_Exercise details:_ Using the listing below, copy every line that mentions "leuchten".

Dataset items:
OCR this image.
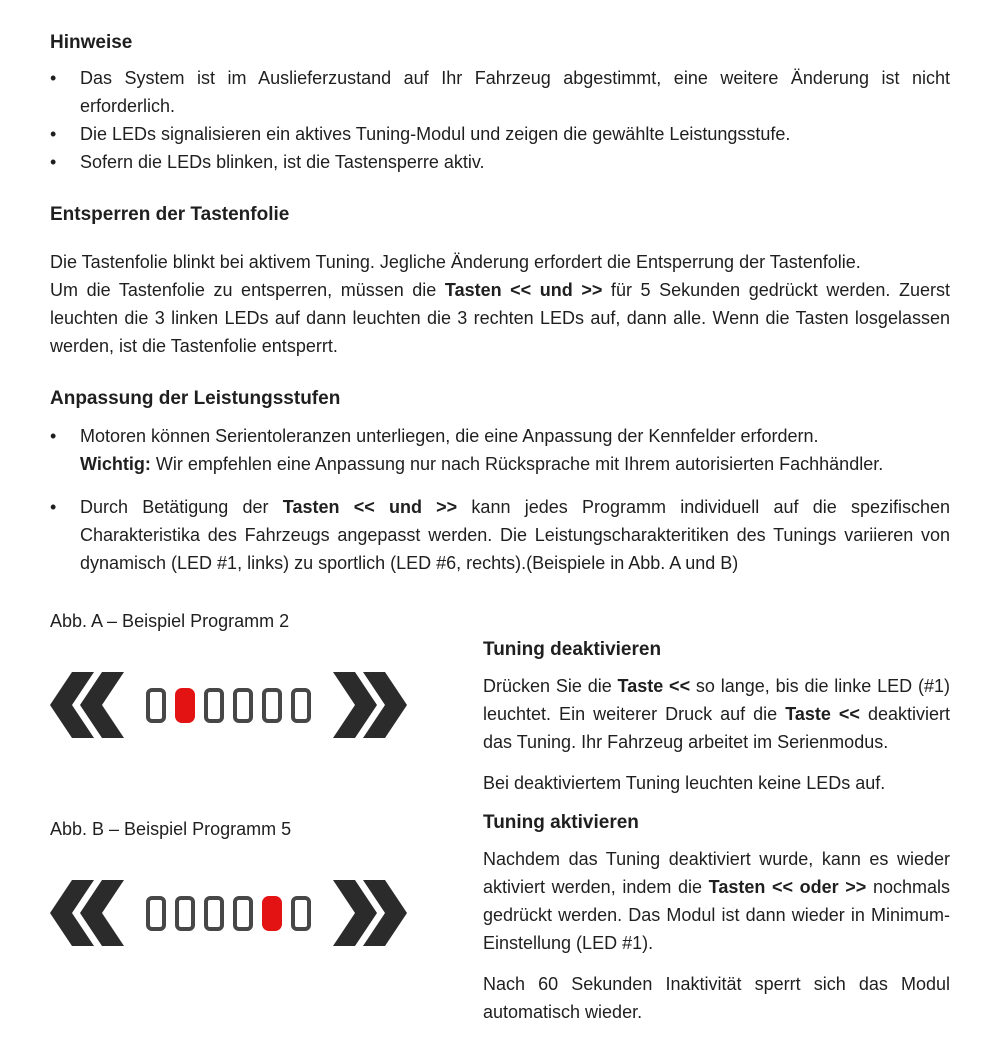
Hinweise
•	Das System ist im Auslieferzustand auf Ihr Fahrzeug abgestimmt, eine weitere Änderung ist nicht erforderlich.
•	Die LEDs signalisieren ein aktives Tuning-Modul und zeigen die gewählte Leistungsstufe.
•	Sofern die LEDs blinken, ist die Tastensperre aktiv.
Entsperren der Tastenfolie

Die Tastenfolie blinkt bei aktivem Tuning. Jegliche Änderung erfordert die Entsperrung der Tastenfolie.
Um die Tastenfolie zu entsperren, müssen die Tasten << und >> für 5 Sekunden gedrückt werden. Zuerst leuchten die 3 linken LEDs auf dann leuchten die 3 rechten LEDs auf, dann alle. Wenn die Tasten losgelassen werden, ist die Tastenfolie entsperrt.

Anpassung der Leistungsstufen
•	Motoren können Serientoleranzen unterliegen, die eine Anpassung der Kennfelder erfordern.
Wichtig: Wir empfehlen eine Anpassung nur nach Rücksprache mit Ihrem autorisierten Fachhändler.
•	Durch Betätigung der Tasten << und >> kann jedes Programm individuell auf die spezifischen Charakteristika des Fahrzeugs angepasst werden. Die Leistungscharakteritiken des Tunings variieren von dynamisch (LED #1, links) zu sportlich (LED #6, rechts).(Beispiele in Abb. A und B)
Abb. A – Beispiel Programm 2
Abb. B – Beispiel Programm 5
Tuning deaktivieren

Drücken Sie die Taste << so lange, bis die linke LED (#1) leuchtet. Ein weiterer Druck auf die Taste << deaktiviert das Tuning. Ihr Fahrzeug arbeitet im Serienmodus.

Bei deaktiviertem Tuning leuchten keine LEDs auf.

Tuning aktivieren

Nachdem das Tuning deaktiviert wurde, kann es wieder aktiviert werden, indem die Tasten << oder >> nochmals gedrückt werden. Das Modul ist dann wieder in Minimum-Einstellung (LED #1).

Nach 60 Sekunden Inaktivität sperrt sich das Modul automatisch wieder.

_Completed task:_
Um die Tastenfolie zu entsperren, müssen die Tasten << und >> für 5 Sekunden gedrückt werden. Zuerst leuchten die 3 linken LEDs auf dann leuchten die 3 rechten LEDs auf, dann alle. Wenn die Tasten losgelassen werden, ist die Tastenfolie entsperrt.
Bei deaktiviertem Tuning leuchten keine LEDs auf.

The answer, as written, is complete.